**What is needed:**
Show all lines from the listing below that contain "violent".

**Dataset rows:**
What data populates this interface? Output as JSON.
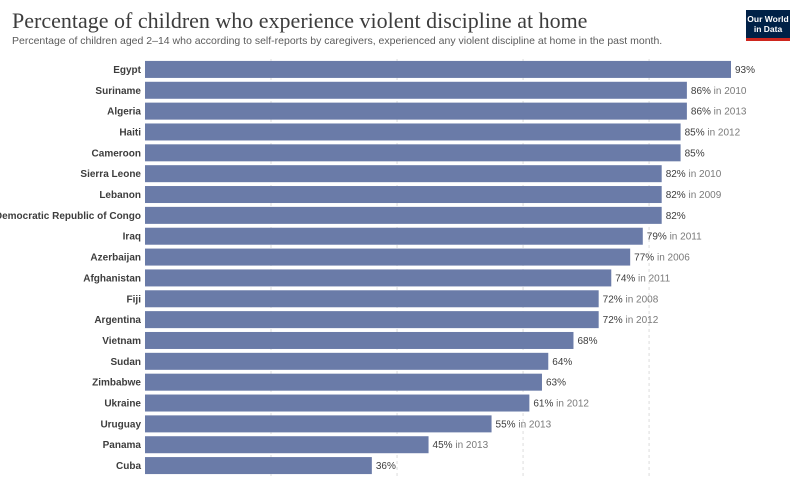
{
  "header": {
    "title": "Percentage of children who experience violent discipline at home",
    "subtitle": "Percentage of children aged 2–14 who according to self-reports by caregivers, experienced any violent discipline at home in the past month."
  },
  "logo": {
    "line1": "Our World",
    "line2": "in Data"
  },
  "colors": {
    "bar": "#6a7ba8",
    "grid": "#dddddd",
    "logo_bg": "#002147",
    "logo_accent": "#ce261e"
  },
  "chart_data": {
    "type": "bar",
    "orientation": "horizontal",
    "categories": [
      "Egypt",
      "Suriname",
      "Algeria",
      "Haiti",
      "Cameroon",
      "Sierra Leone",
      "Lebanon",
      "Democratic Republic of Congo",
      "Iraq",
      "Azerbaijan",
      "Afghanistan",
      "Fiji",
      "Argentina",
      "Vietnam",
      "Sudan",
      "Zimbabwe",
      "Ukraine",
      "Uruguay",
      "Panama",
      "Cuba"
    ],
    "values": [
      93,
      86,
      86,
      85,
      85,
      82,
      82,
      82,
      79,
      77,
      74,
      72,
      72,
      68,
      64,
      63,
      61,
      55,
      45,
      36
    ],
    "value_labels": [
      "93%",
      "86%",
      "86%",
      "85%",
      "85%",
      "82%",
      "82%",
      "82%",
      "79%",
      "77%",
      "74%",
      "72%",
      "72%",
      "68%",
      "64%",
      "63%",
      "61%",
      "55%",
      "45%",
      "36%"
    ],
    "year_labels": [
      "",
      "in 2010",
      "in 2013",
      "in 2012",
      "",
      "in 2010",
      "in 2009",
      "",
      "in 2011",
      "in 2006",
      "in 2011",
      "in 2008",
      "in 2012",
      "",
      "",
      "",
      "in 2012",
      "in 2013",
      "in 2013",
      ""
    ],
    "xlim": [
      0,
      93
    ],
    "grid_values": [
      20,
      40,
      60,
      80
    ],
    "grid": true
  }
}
---
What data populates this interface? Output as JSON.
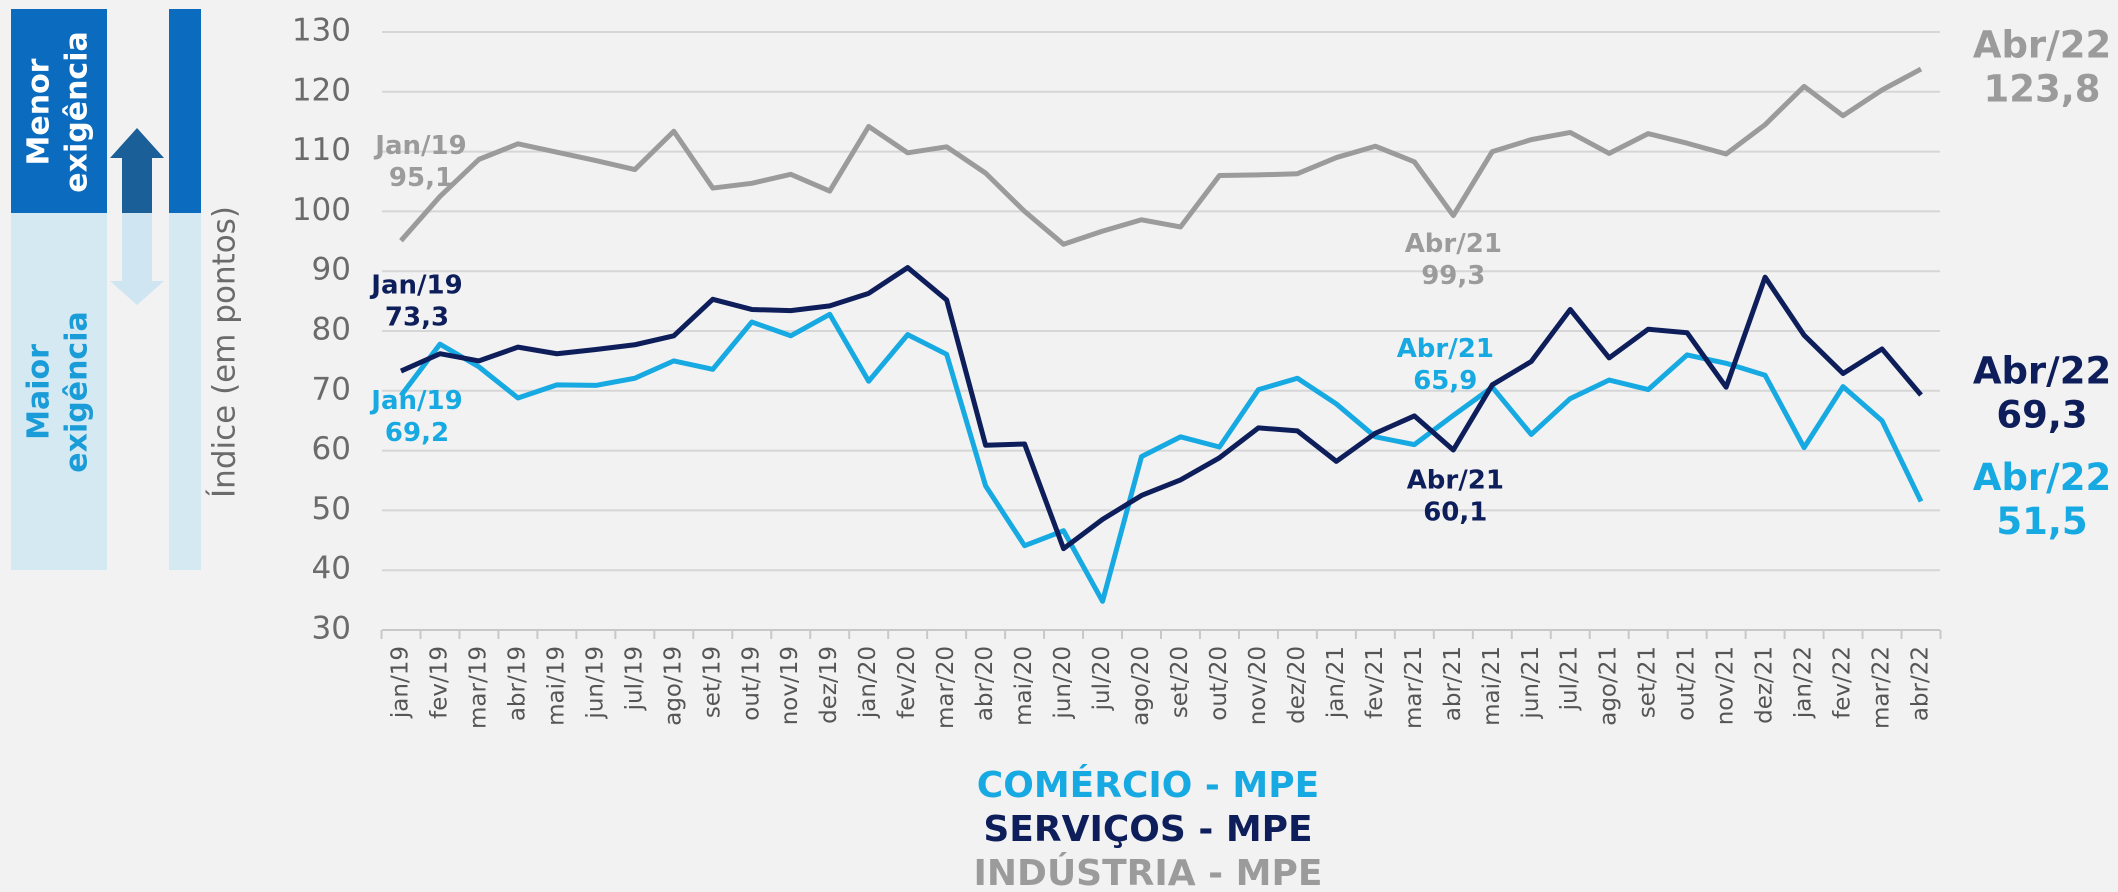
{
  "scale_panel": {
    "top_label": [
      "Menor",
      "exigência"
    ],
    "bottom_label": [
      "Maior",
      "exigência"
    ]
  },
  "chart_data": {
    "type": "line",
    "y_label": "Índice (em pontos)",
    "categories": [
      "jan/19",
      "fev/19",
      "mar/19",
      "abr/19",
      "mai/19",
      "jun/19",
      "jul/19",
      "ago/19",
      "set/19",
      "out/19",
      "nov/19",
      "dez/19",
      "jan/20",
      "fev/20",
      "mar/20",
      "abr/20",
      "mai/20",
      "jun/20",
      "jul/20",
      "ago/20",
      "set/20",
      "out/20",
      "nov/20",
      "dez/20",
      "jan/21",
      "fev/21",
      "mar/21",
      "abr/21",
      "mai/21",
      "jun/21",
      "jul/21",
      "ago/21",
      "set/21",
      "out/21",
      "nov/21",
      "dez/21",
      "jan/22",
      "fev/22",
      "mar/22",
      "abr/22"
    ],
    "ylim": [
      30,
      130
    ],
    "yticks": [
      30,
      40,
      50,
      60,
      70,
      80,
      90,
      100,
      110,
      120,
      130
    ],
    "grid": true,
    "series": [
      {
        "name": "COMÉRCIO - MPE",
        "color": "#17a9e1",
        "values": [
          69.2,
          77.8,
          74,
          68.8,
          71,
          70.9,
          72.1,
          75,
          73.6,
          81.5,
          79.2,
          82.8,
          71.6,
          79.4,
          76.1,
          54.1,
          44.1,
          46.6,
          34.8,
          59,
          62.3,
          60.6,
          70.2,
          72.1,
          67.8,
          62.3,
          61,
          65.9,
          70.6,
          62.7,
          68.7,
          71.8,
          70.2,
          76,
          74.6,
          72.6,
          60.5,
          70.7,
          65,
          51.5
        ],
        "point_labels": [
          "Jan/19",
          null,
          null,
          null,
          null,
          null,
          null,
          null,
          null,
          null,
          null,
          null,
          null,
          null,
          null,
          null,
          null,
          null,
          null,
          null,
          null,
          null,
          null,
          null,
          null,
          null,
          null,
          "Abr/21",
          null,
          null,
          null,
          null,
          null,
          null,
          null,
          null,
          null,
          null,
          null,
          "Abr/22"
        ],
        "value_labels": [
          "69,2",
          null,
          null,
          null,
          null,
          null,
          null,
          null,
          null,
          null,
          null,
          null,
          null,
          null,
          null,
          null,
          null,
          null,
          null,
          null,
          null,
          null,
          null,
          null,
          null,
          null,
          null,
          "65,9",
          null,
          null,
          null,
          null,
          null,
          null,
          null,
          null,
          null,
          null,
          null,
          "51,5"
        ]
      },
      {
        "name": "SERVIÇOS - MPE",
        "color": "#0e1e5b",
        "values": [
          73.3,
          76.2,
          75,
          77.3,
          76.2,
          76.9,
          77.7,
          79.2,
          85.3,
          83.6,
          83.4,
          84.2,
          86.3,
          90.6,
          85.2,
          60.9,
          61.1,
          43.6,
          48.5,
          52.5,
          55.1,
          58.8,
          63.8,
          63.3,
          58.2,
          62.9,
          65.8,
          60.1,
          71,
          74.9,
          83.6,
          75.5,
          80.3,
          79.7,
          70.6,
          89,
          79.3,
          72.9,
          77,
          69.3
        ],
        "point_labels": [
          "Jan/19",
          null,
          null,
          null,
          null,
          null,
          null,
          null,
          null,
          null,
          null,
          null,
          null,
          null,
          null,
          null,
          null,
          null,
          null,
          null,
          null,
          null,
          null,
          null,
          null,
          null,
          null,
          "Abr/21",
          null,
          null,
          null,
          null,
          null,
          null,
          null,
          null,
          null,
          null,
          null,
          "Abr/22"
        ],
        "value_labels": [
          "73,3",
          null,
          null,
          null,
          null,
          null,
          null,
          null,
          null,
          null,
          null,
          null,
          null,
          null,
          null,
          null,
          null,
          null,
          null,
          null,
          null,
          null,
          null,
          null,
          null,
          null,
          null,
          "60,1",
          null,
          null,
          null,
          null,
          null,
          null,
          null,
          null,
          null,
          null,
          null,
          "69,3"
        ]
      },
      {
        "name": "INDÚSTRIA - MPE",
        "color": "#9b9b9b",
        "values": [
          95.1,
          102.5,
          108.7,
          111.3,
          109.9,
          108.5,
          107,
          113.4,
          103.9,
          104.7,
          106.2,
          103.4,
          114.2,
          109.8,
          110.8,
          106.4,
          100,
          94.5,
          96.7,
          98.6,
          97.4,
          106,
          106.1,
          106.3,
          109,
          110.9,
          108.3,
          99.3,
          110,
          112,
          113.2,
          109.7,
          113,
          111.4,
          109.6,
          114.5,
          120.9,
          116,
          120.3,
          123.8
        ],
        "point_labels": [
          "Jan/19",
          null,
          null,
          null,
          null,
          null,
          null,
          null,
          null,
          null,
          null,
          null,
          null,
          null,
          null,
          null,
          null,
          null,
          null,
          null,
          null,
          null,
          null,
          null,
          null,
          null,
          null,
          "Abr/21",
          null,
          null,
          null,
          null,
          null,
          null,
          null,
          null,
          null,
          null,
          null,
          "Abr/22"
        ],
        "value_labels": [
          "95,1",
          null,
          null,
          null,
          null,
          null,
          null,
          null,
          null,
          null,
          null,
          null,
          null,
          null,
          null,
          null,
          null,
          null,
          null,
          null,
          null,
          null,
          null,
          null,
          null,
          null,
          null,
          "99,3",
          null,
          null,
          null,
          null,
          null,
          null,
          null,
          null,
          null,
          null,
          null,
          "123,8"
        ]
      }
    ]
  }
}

**Worked answer:**
    "title": "Percentage of children who experience violent discipline at home",
    "subtitle": "Percentage of children aged 2–14 who according to self-reports by caregivers, experienced any violent discipline at home in the past month."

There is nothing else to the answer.